[Annotated element listing]
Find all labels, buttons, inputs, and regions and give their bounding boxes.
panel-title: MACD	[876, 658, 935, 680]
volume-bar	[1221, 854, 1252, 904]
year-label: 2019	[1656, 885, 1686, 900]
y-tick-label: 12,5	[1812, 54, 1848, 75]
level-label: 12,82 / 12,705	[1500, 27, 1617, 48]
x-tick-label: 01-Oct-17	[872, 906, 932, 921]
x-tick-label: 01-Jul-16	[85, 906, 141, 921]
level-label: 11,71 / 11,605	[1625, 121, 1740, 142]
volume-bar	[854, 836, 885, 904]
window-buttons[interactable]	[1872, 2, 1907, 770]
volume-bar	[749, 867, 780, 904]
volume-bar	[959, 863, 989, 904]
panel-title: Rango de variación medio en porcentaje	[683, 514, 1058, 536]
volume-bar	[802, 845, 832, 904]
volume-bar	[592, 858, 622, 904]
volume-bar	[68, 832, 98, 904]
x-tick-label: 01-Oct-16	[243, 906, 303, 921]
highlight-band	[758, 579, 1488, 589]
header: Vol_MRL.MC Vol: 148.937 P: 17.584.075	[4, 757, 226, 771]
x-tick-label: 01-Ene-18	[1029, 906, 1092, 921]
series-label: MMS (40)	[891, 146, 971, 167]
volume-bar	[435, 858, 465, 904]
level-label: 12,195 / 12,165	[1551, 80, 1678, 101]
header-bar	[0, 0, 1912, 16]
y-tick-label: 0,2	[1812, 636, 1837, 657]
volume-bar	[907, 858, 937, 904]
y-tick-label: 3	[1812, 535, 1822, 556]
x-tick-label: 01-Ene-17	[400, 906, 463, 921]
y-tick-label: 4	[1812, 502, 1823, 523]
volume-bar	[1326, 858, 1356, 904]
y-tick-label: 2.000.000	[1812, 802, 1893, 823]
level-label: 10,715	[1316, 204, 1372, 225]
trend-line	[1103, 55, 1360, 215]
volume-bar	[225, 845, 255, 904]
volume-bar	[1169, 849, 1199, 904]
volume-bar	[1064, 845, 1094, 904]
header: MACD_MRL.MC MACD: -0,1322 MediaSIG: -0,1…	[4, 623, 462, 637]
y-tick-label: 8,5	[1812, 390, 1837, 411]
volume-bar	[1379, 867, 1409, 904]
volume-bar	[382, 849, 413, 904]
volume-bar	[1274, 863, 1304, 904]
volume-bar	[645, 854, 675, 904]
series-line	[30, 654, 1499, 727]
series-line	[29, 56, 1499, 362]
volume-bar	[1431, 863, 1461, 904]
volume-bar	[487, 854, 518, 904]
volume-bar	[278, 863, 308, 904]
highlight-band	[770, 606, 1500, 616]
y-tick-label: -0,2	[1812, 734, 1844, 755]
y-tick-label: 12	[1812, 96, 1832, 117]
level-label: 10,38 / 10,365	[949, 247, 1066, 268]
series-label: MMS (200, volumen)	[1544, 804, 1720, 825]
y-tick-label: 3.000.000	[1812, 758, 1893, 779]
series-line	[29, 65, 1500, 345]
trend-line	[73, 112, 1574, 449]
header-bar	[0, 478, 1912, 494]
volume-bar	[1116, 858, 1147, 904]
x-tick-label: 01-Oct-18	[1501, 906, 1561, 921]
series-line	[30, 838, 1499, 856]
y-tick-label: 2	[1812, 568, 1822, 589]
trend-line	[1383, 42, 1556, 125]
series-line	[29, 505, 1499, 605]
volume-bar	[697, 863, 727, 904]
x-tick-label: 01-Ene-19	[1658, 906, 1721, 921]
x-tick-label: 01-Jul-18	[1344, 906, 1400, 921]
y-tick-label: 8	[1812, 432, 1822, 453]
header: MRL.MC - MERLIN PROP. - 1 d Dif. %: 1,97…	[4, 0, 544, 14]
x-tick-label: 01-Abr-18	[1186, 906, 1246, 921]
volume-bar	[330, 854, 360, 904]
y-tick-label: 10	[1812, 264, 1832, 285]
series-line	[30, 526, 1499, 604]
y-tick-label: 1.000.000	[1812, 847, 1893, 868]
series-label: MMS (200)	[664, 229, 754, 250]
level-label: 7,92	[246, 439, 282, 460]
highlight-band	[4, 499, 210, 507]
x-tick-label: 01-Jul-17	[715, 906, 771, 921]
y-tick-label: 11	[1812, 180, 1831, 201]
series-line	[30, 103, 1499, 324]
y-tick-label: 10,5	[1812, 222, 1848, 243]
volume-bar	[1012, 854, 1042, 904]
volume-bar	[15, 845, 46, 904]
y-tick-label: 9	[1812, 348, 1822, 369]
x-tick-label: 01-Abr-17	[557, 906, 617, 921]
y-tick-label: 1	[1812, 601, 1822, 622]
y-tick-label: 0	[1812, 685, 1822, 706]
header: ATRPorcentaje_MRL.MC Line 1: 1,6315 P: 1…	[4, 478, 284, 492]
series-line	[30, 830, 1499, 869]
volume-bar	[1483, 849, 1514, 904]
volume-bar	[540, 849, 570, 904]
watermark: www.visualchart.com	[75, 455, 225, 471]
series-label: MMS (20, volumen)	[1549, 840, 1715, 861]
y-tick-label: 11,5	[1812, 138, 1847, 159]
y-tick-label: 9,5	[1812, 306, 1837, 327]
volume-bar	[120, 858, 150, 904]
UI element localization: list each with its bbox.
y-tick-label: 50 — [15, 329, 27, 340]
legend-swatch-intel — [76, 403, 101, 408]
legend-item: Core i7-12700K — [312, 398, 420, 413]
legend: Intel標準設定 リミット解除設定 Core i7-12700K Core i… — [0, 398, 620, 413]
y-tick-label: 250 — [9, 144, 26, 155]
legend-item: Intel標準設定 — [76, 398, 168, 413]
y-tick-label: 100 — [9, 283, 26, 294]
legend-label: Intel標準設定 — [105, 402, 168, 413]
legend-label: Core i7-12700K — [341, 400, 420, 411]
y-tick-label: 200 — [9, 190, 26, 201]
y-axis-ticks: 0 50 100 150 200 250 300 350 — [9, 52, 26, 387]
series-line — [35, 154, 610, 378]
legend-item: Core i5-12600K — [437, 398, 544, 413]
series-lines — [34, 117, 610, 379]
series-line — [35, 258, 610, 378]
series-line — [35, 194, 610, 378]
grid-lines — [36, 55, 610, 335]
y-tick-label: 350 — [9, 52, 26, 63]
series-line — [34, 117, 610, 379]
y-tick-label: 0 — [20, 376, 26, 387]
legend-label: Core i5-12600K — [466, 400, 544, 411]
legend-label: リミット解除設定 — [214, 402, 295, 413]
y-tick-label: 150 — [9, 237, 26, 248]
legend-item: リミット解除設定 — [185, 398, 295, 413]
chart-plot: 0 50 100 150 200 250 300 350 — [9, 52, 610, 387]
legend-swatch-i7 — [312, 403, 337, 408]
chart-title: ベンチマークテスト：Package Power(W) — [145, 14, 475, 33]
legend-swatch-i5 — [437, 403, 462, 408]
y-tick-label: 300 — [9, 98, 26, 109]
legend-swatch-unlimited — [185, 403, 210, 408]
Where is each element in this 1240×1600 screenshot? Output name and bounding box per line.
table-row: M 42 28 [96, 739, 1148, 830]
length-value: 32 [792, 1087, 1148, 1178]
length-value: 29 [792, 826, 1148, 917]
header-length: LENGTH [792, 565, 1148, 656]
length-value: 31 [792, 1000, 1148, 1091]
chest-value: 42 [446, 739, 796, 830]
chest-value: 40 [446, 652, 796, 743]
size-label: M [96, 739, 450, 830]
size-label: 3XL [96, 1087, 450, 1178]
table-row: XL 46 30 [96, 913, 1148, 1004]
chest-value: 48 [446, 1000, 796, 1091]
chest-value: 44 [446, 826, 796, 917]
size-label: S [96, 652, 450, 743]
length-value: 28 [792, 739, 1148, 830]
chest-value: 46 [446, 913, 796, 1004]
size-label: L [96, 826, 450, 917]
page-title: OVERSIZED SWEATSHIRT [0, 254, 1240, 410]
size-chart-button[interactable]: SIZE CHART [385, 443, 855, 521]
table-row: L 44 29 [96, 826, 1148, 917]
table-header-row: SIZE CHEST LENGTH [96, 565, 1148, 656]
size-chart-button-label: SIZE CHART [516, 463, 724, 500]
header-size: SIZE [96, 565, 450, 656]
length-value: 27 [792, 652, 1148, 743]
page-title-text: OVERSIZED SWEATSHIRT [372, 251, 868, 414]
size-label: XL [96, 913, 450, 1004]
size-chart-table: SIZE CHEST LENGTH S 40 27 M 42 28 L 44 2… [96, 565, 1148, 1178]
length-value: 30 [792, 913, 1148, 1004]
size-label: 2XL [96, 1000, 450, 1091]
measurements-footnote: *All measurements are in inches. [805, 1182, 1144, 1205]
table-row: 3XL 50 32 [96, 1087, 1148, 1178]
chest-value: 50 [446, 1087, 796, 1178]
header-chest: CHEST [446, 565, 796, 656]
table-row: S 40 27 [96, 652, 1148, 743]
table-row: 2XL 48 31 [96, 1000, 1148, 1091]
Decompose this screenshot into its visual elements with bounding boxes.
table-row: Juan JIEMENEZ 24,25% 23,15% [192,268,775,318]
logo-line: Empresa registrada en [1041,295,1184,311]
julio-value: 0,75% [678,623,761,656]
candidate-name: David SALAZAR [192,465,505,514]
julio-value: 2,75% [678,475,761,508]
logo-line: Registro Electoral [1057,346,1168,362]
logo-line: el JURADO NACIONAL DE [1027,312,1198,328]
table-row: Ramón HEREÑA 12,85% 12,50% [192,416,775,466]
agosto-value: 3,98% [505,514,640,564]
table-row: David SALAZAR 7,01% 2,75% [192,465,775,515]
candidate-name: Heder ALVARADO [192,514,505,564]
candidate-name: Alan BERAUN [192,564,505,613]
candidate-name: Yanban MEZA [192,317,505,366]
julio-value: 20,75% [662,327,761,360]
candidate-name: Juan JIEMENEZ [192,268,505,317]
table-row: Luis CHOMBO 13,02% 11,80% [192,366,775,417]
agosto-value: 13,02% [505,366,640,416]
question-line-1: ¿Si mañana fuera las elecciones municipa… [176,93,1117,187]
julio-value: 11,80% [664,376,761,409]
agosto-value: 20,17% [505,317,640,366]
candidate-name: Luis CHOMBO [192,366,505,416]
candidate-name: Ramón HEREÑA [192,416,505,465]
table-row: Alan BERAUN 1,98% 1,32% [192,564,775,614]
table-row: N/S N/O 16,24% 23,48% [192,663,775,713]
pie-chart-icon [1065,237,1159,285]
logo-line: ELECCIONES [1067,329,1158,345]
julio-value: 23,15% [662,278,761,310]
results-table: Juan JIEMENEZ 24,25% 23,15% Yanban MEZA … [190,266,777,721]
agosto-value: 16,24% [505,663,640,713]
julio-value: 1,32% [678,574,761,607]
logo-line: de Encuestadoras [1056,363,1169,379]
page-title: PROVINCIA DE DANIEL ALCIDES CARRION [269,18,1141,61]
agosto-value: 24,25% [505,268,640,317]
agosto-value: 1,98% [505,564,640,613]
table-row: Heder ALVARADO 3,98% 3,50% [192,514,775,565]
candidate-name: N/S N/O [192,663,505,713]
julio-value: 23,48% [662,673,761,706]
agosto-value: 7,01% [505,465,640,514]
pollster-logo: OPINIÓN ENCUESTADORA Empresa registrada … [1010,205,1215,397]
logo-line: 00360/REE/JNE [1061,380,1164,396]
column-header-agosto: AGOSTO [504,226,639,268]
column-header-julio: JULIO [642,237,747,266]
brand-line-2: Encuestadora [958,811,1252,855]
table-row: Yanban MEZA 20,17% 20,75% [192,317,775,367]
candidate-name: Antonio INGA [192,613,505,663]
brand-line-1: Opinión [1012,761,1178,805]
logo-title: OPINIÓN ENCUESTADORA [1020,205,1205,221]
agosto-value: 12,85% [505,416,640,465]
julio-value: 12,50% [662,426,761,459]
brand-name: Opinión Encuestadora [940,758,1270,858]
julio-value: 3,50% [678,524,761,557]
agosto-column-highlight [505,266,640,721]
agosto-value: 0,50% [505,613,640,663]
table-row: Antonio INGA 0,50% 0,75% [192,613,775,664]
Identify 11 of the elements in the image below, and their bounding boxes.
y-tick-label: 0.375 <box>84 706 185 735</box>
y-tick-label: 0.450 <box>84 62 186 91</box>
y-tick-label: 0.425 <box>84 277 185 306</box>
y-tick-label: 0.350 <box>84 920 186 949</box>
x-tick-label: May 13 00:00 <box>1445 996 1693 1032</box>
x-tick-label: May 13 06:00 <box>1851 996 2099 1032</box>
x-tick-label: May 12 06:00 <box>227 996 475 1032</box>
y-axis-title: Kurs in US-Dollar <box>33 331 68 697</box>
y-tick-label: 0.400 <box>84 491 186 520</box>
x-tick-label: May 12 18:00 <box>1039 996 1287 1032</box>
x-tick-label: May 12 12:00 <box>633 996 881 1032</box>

▶ GIVEN EXERCISE:
Count the lines in the listing that contain the string "buttons", treating uppercase and lowercase letters as different, and reply with only that number.

▶ ANSWER IN FULL:
2